Write out the records beneath this line exactly as they appear, minus any images.

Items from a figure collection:
____

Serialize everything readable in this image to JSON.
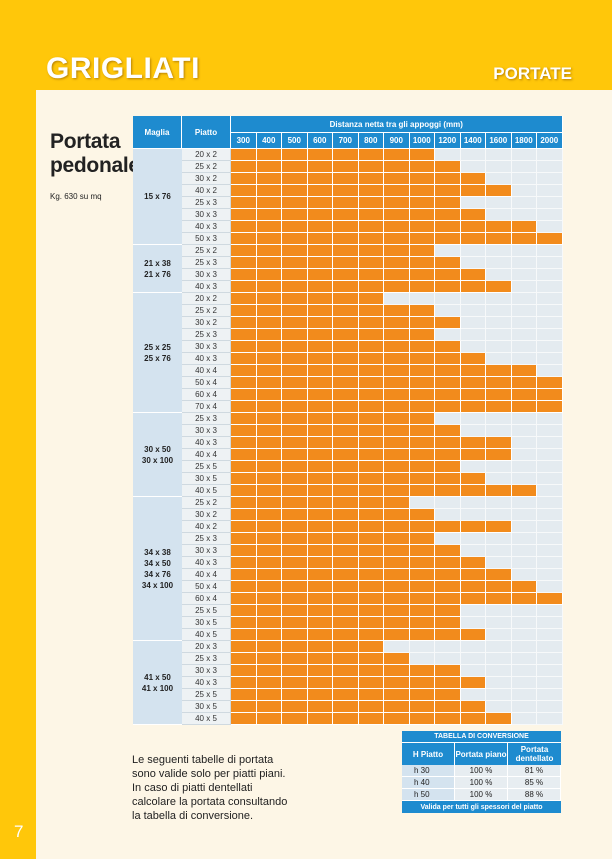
{
  "header": {
    "title": "GRIGLIATI",
    "section": "PORTATE"
  },
  "page_number": "7",
  "left_panel": {
    "title_line1": "Portata",
    "title_line2": "pedonale",
    "subtitle": "Kg. 630 su mq"
  },
  "colors": {
    "header_yellow": "#ffc70a",
    "table_blue": "#1e8bcf",
    "bar_orange": "#f28b1c",
    "empty_cell": "#e4ebf0"
  },
  "table": {
    "col_maglia": "Maglia",
    "col_piatto": "Piatto",
    "distance_header": "Distanza netta tra gli appoggi (mm)",
    "distances": [
      "300",
      "400",
      "500",
      "600",
      "700",
      "800",
      "900",
      "1000",
      "1200",
      "1400",
      "1600",
      "1800",
      "2000"
    ],
    "groups": [
      {
        "maglia": [
          "15 x 76"
        ],
        "rows": [
          {
            "piatto": "20 x 2",
            "max": 8
          },
          {
            "piatto": "25 x 2",
            "max": 9
          },
          {
            "piatto": "30 x 2",
            "max": 10
          },
          {
            "piatto": "40 x 2",
            "max": 11
          },
          {
            "piatto": "25 x 3",
            "max": 9
          },
          {
            "piatto": "30 x 3",
            "max": 10
          },
          {
            "piatto": "40 x 3",
            "max": 12
          },
          {
            "piatto": "50 x 3",
            "max": 13
          }
        ]
      },
      {
        "maglia": [
          "21 x 38",
          "21 x 76"
        ],
        "rows": [
          {
            "piatto": "25 x 2",
            "max": 8
          },
          {
            "piatto": "25 x 3",
            "max": 9
          },
          {
            "piatto": "30 x 3",
            "max": 10
          },
          {
            "piatto": "40 x 3",
            "max": 11
          }
        ]
      },
      {
        "maglia": [
          "25 x 25",
          "25 x 76"
        ],
        "rows": [
          {
            "piatto": "20 x 2",
            "max": 6
          },
          {
            "piatto": "25 x 2",
            "max": 8
          },
          {
            "piatto": "30 x 2",
            "max": 9
          },
          {
            "piatto": "25 x 3",
            "max": 8
          },
          {
            "piatto": "30 x 3",
            "max": 9
          },
          {
            "piatto": "40 x 3",
            "max": 10
          },
          {
            "piatto": "40 x 4",
            "max": 12
          },
          {
            "piatto": "50 x 4",
            "max": 13
          },
          {
            "piatto": "60 x 4",
            "max": 13
          },
          {
            "piatto": "70 x 4",
            "max": 13
          }
        ]
      },
      {
        "maglia": [
          "30 x 50",
          "30 x 100"
        ],
        "rows": [
          {
            "piatto": "25 x 3",
            "max": 8
          },
          {
            "piatto": "30 x 3",
            "max": 9
          },
          {
            "piatto": "40 x 3",
            "max": 11
          },
          {
            "piatto": "40 x 4",
            "max": 11
          },
          {
            "piatto": "25 x 5",
            "max": 9
          },
          {
            "piatto": "30 x 5",
            "max": 10
          },
          {
            "piatto": "40 x 5",
            "max": 12
          }
        ]
      },
      {
        "maglia": [
          "34 x 38",
          "34 x 50",
          "34 x 76",
          "34 x 100"
        ],
        "rows": [
          {
            "piatto": "25 x 2",
            "max": 7
          },
          {
            "piatto": "30 x 2",
            "max": 8
          },
          {
            "piatto": "40 x 2",
            "max": 11
          },
          {
            "piatto": "25 x 3",
            "max": 8
          },
          {
            "piatto": "30 x 3",
            "max": 9
          },
          {
            "piatto": "40 x 3",
            "max": 10
          },
          {
            "piatto": "40 x 4",
            "max": 11
          },
          {
            "piatto": "50 x 4",
            "max": 12
          },
          {
            "piatto": "60 x 4",
            "max": 13
          },
          {
            "piatto": "25 x 5",
            "max": 9
          },
          {
            "piatto": "30 x 5",
            "max": 9
          },
          {
            "piatto": "40 x 5",
            "max": 10
          }
        ]
      },
      {
        "maglia": [
          "41 x 50",
          "41 x 100"
        ],
        "rows": [
          {
            "piatto": "20 x 3",
            "max": 6
          },
          {
            "piatto": "25 x 3",
            "max": 7
          },
          {
            "piatto": "30 x 3",
            "max": 9
          },
          {
            "piatto": "40 x 3",
            "max": 10
          },
          {
            "piatto": "25 x 5",
            "max": 9
          },
          {
            "piatto": "30 x 5",
            "max": 10
          },
          {
            "piatto": "40 x 5",
            "max": 11
          }
        ]
      }
    ]
  },
  "note": {
    "line1": "Le seguenti tabelle di portata",
    "line2": "sono valide solo per piatti piani.",
    "line3": "In caso di piatti dentellati",
    "line4": "calcolare la portata consultando",
    "line5": "la tabella di conversione."
  },
  "conversion": {
    "title": "TABELLA DI CONVERSIONE",
    "col_h": "H Piatto",
    "col_piano": "Portata piano",
    "col_dentellato": "Portata dentellato",
    "rows": [
      {
        "h": "h 30",
        "piano": "100 %",
        "dentellato": "81 %"
      },
      {
        "h": "h 40",
        "piano": "100 %",
        "dentellato": "85 %"
      },
      {
        "h": "h 50",
        "piano": "100 %",
        "dentellato": "88 %"
      }
    ],
    "footer": "Valida per tutti gli spessori del piatto"
  }
}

____

Answer to the exercise:
Serialize everything readable in this image to JSON.
{
  "header": {
    "title": "GRIGLIATI",
    "section": "PORTATE"
  },
  "page_number": "7",
  "left_panel": {
    "title_line1": "Portata",
    "title_line2": "pedonale",
    "subtitle": "Kg. 630 su mq"
  },
  "colors": {
    "header_yellow": "#ffc70a",
    "table_blue": "#1e8bcf",
    "bar_orange": "#f28b1c",
    "empty_cell": "#e4ebf0"
  },
  "table": {
    "col_maglia": "Maglia",
    "col_piatto": "Piatto",
    "distance_header": "Distanza netta tra gli appoggi (mm)",
    "distances": [
      "300",
      "400",
      "500",
      "600",
      "700",
      "800",
      "900",
      "1000",
      "1200",
      "1400",
      "1600",
      "1800",
      "2000"
    ],
    "groups": [
      {
        "maglia": [
          "15 x 76"
        ],
        "rows": [
          {
            "piatto": "20 x 2",
            "max": 8
          },
          {
            "piatto": "25 x 2",
            "max": 9
          },
          {
            "piatto": "30 x 2",
            "max": 10
          },
          {
            "piatto": "40 x 2",
            "max": 11
          },
          {
            "piatto": "25 x 3",
            "max": 9
          },
          {
            "piatto": "30 x 3",
            "max": 10
          },
          {
            "piatto": "40 x 3",
            "max": 12
          },
          {
            "piatto": "50 x 3",
            "max": 13
          }
        ]
      },
      {
        "maglia": [
          "21 x 38",
          "21 x 76"
        ],
        "rows": [
          {
            "piatto": "25 x 2",
            "max": 8
          },
          {
            "piatto": "25 x 3",
            "max": 9
          },
          {
            "piatto": "30 x 3",
            "max": 10
          },
          {
            "piatto": "40 x 3",
            "max": 11
          }
        ]
      },
      {
        "maglia": [
          "25 x 25",
          "25 x 76"
        ],
        "rows": [
          {
            "piatto": "20 x 2",
            "max": 6
          },
          {
            "piatto": "25 x 2",
            "max": 8
          },
          {
            "piatto": "30 x 2",
            "max": 9
          },
          {
            "piatto": "25 x 3",
            "max": 8
          },
          {
            "piatto": "30 x 3",
            "max": 9
          },
          {
            "piatto": "40 x 3",
            "max": 10
          },
          {
            "piatto": "40 x 4",
            "max": 12
          },
          {
            "piatto": "50 x 4",
            "max": 13
          },
          {
            "piatto": "60 x 4",
            "max": 13
          },
          {
            "piatto": "70 x 4",
            "max": 13
          }
        ]
      },
      {
        "maglia": [
          "30 x 50",
          "30 x 100"
        ],
        "rows": [
          {
            "piatto": "25 x 3",
            "max": 8
          },
          {
            "piatto": "30 x 3",
            "max": 9
          },
          {
            "piatto": "40 x 3",
            "max": 11
          },
          {
            "piatto": "40 x 4",
            "max": 11
          },
          {
            "piatto": "25 x 5",
            "max": 9
          },
          {
            "piatto": "30 x 5",
            "max": 10
          },
          {
            "piatto": "40 x 5",
            "max": 12
          }
        ]
      },
      {
        "maglia": [
          "34 x 38",
          "34 x 50",
          "34 x 76",
          "34 x 100"
        ],
        "rows": [
          {
            "piatto": "25 x 2",
            "max": 7
          },
          {
            "piatto": "30 x 2",
            "max": 8
          },
          {
            "piatto": "40 x 2",
            "max": 11
          },
          {
            "piatto": "25 x 3",
            "max": 8
          },
          {
            "piatto": "30 x 3",
            "max": 9
          },
          {
            "piatto": "40 x 3",
            "max": 10
          },
          {
            "piatto": "40 x 4",
            "max": 11
          },
          {
            "piatto": "50 x 4",
            "max": 12
          },
          {
            "piatto": "60 x 4",
            "max": 13
          },
          {
            "piatto": "25 x 5",
            "max": 9
          },
          {
            "piatto": "30 x 5",
            "max": 9
          },
          {
            "piatto": "40 x 5",
            "max": 10
          }
        ]
      },
      {
        "maglia": [
          "41 x 50",
          "41 x 100"
        ],
        "rows": [
          {
            "piatto": "20 x 3",
            "max": 6
          },
          {
            "piatto": "25 x 3",
            "max": 7
          },
          {
            "piatto": "30 x 3",
            "max": 9
          },
          {
            "piatto": "40 x 3",
            "max": 10
          },
          {
            "piatto": "25 x 5",
            "max": 9
          },
          {
            "piatto": "30 x 5",
            "max": 10
          },
          {
            "piatto": "40 x 5",
            "max": 11
          }
        ]
      }
    ]
  },
  "note": {
    "line1": "Le seguenti tabelle di portata",
    "line2": "sono valide solo per piatti piani.",
    "line3": "In caso di piatti dentellati",
    "line4": "calcolare la portata consultando",
    "line5": "la tabella di conversione."
  },
  "conversion": {
    "title": "TABELLA DI CONVERSIONE",
    "col_h": "H Piatto",
    "col_piano": "Portata piano",
    "col_dentellato": "Portata dentellato",
    "rows": [
      {
        "h": "h 30",
        "piano": "100 %",
        "dentellato": "81 %"
      },
      {
        "h": "h 40",
        "piano": "100 %",
        "dentellato": "85 %"
      },
      {
        "h": "h 50",
        "piano": "100 %",
        "dentellato": "88 %"
      }
    ],
    "footer": "Valida per tutti gli spessori del piatto"
  }
}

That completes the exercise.